*REQUIREMENT A*:
Answer these questions about the comment thread on forgiveness and church teaching:
(i) Whose old-fashioned Bible commentaries does the earlier comment suggest reading?
(ii) Which verse does Housewife from Finland cite for forgiving 77 times?
(iii) What date appears with the Housewife from Finland comment?
*REQUIREMENT B*: Write what comes next in the comment thread on forgiveness and church teaching, starting after its final sentence.

*SELECTED EXCERPT*:

    These are propably very silly question, feel free not to answer them If you are busy. I am just starting to realize how terrifyingly little I understand the Scripture -and how very wrong those little parts I thought I understood.

  2. Housewife, I think the mainstream churches have become rather liberal in recent times, but as far as I know it has been a traditional Protestant understanding of the verse (as proven by my link).

    Those rules were meant as rules for every day life, they were not meant as rules for war or politics or justice system. Something about not burning your neighbour's house to the ground because three days ago he called you a dastard. Forgiving small insults, not holding grudges, not seeking revenge for the smallest of offences, this sort of thing.

    As for the martyrs, there were so many of them, it's difficult to say, and anywhere, they often paid with their life for their beliefs, which is something to respect, even if we disagree with their motives.

    You are of a Protestant persuasion, aren't you? You could try reading old-fashioned Bible commentaries, like those of Matthew Henry I linked to.

  3. Housewife from FinlandSeptember 9, 2015 at 5:22 AM

    Yes, I am a protestant. And when I was younger and more involved with our Lutheran church, we actually were told that for example when Jesus said that we should forgive 77 times (Matthew 18:22), that means that if somebody crashes our car when we have borrowed it to him, we must a) forgive and b) when he wants to borrow our car again, we must let him, because forgiving means that we should behave like nothing ever happened!

    Disclaimer: this happened in rather small community, it is possible that this is not what Lutheran church teaches "officially". But I am getting more and more disappointed with our Lutheran church. It tolerates everything and judges nothing. It has no intention whatsoever to set our values or any guideluines. Everything goes. And if church itself does not believe that they, and they only, have the right religion, why would anybody choose that church? If it makes no difference wether you are atheist, gay, muslim, murderer or pedophile. God loves you and hell does not exist.

*INFORMATION SHOWN*:

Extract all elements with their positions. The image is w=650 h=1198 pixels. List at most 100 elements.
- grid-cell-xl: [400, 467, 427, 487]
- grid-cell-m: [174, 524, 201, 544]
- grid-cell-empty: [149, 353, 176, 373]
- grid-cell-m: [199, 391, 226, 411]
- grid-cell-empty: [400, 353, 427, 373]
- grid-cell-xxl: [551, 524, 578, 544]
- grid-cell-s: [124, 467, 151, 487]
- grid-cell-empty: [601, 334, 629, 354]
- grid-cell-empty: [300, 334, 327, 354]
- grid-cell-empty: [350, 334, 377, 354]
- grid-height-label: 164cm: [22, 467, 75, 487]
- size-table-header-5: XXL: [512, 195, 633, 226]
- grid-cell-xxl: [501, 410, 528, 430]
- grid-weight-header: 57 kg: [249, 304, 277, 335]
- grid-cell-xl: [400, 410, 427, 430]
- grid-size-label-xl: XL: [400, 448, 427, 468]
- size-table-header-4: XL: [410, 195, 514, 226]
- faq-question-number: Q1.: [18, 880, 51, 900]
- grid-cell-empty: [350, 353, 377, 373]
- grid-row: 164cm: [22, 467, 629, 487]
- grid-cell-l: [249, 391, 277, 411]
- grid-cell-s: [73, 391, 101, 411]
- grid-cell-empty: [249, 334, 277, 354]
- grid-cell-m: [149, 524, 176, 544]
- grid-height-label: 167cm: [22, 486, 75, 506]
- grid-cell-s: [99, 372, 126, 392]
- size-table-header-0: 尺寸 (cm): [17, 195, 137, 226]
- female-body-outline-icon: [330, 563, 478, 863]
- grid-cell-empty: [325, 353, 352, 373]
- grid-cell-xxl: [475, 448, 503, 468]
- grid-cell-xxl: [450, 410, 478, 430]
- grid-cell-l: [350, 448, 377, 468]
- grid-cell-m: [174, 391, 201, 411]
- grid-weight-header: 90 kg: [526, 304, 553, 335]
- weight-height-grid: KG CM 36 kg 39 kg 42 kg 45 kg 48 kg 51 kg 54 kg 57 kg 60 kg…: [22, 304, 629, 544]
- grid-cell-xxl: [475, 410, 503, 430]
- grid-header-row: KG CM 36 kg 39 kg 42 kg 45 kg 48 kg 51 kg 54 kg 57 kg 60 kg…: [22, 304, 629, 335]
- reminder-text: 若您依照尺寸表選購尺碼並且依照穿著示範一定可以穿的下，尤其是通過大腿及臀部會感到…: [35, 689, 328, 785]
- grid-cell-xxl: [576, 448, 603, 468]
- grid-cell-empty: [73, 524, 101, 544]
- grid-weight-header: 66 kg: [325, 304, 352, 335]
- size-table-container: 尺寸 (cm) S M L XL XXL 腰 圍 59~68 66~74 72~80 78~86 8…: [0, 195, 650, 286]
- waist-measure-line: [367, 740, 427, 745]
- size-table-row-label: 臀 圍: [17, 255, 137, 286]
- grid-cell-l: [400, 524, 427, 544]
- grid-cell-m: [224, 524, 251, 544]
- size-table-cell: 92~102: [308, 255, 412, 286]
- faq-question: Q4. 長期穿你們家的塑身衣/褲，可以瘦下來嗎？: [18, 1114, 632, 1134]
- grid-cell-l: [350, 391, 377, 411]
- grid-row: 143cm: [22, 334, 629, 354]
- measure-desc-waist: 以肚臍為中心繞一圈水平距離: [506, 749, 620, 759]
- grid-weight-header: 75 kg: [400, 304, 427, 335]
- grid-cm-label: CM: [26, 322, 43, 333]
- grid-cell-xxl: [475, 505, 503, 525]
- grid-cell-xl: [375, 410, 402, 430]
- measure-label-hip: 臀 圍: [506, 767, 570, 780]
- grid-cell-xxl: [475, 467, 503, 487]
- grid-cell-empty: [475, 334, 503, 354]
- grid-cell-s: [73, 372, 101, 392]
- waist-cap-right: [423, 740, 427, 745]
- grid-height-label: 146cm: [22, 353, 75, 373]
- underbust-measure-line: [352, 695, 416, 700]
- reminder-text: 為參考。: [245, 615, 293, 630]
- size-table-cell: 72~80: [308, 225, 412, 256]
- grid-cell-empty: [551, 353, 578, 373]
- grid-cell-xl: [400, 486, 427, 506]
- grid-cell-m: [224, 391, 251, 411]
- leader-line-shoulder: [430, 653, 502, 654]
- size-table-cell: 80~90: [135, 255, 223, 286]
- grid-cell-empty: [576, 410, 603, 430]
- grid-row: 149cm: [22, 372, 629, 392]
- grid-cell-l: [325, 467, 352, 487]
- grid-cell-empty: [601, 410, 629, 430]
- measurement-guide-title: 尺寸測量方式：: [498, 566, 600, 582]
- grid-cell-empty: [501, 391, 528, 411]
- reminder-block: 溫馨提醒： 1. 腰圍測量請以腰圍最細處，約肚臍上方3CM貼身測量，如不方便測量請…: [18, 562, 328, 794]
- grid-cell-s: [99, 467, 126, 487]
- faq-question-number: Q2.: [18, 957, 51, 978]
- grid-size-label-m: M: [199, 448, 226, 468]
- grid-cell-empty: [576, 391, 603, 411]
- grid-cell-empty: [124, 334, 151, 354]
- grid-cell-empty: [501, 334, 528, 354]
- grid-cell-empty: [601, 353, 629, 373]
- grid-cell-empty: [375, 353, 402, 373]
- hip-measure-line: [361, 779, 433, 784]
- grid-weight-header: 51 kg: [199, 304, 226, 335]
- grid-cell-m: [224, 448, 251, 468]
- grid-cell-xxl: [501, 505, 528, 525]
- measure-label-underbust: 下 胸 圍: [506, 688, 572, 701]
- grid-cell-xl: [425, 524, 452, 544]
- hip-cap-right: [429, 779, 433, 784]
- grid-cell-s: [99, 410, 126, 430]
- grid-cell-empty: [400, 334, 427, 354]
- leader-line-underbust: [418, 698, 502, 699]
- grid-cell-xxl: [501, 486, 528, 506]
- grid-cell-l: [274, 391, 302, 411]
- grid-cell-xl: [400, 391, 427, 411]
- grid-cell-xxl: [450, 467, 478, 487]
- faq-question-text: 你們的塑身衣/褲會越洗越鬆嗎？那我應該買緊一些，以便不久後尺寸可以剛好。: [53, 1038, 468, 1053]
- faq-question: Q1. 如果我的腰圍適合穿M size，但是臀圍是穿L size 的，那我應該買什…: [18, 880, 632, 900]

*FINAL ANSWER A*:
(i) Matthew Henry's
(ii) Matthew 18:22
(iii) September 9, 2015

*FINAL ANSWER B*:
    Here I am, ranting again. :) Sorry. Something positive: I visited Orthodox Church today and it was lovely. There was no service, I just lid some candles and prayed a little, but it was very calming moment. And most beautiful church, I have never been there before.

    I'll give a look to that Matthew Henry link.

  4. Housewife from FinlandSeptember 9, 2015 at 5:26 AM

    Oh, and please do not be worried about me even if I sound like that I am in the middle of a cricis in my religious life. :) I just have to study more, that's all. I haven't really studied Bible or thought about religion in many, many years. I have just lived like religion is something like your eye color; part of you, but something you really do not need to pay attention to.

  5. Well, Housewife, obviously it all depends. If one is a millionaire and has 30 cars standing in the garage, it's one thing, but if it's a poor family and the car is the only means of transportation, that neighbour better pay and quick:)

    Lutheran church, unfortunately, is very liberal, though I heard that in the USA they have Orthodox Lutheran which are quite traditional. I know it's not good of me but sometimes when I see what nonsense mainstream churches are promoting I think that's it's probably for the best that not many Europeans attend. However, one can always believe in his heart.

  6. So interesting reading the commentaries. Turning the other cheek is not literal but a word picture. If we are insulted or even hurt by someone; we don't retaliate but instead show kindness. That doesn't mean that we don't address what happened but when we do address the wrong, it isn't to get even but to work towards a reconciliation. We hate to turn the other cheek and that is even in the little things. Honking horns, butting in line, being rude - those are examples of not wanting to turn the other cheek. Biblically, the Bible teaches us to put others ahead of ourselves. If I have ruined the neighbour's car; then I want to make sure that this is quickly resolved so that he is not inconvenienced. As far as churches go, discipline should be practised - not to punish but as a means to bring the offender to repentance.